(Dataset items)
━━━━

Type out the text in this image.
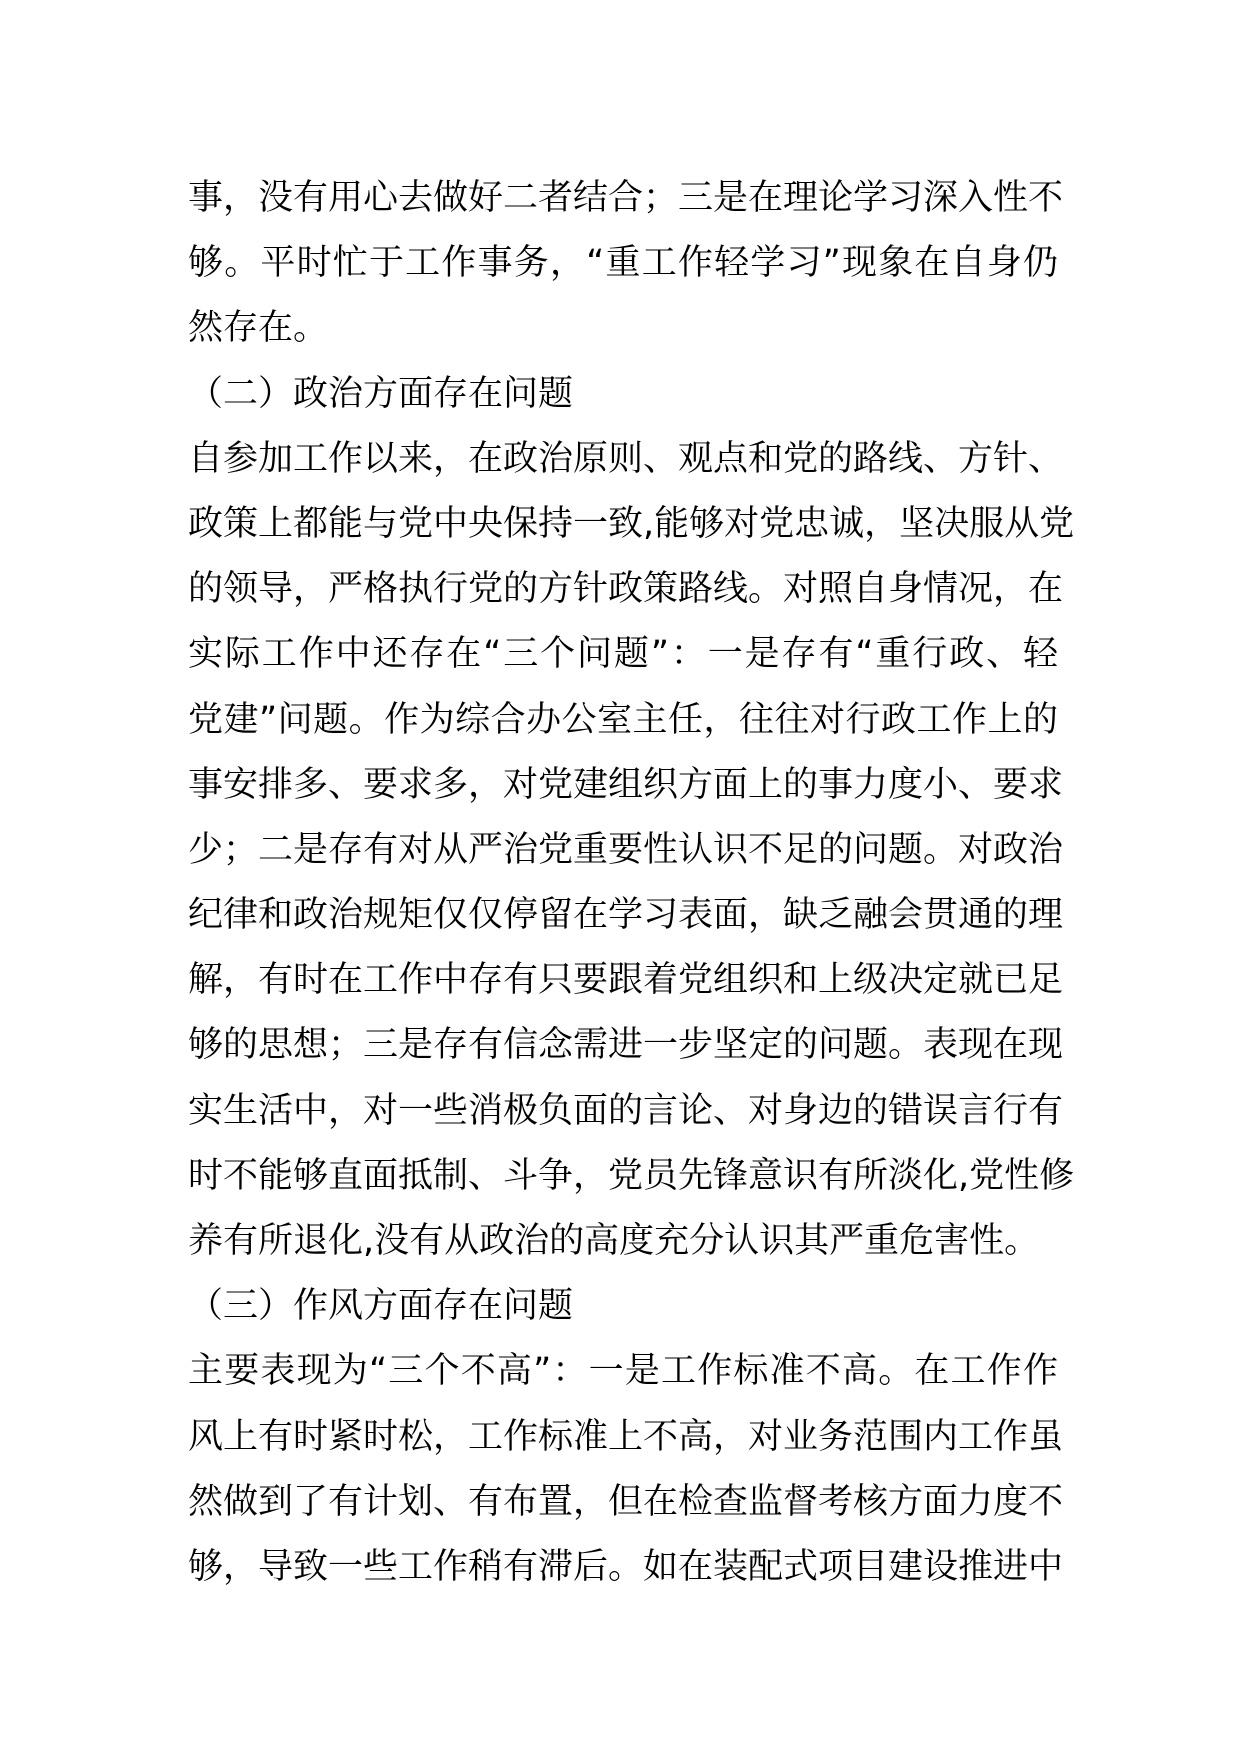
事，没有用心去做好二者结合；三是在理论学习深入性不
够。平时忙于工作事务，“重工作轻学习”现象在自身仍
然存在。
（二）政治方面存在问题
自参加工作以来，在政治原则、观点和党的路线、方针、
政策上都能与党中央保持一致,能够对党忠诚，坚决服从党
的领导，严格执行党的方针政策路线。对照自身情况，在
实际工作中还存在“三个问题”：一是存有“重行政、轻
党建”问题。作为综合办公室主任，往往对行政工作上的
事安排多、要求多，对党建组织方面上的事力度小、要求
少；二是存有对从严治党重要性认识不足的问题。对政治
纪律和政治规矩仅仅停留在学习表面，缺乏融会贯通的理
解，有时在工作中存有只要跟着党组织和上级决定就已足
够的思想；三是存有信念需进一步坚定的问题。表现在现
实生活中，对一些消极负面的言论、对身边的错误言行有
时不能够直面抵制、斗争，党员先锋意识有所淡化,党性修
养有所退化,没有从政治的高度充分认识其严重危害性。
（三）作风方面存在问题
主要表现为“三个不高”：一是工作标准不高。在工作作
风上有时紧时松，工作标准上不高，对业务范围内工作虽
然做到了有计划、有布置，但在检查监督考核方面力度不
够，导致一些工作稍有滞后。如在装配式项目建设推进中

━━━━

> _Task to carry out_: Set down the lines of the records above exactly, apart from the pictures.

> _Result of the task_:
Type out the text in this image.
事，没有用心去做好二者结合；三是在理论学习深入性不
够。平时忙于工作事务，“重工作轻学习”现象在自身仍
然存在。
（二）政治方面存在问题
自参加工作以来，在政治原则、观点和党的路线、方针、
政策上都能与党中央保持一致,能够对党忠诚，坚决服从党
的领导，严格执行党的方针政策路线。对照自身情况，在
实际工作中还存在“三个问题”：一是存有“重行政、轻
党建”问题。作为综合办公室主任，往往对行政工作上的
事安排多、要求多，对党建组织方面上的事力度小、要求
少；二是存有对从严治党重要性认识不足的问题。对政治
纪律和政治规矩仅仅停留在学习表面，缺乏融会贯通的理
解，有时在工作中存有只要跟着党组织和上级决定就已足
够的思想；三是存有信念需进一步坚定的问题。表现在现
实生活中，对一些消极负面的言论、对身边的错误言行有
时不能够直面抵制、斗争，党员先锋意识有所淡化,党性修
养有所退化,没有从政治的高度充分认识其严重危害性。
（三）作风方面存在问题
主要表现为“三个不高”：一是工作标准不高。在工作作
风上有时紧时松，工作标准上不高，对业务范围内工作虽
然做到了有计划、有布置，但在检查监督考核方面力度不
够，导致一些工作稍有滞后。如在装配式项目建设推进中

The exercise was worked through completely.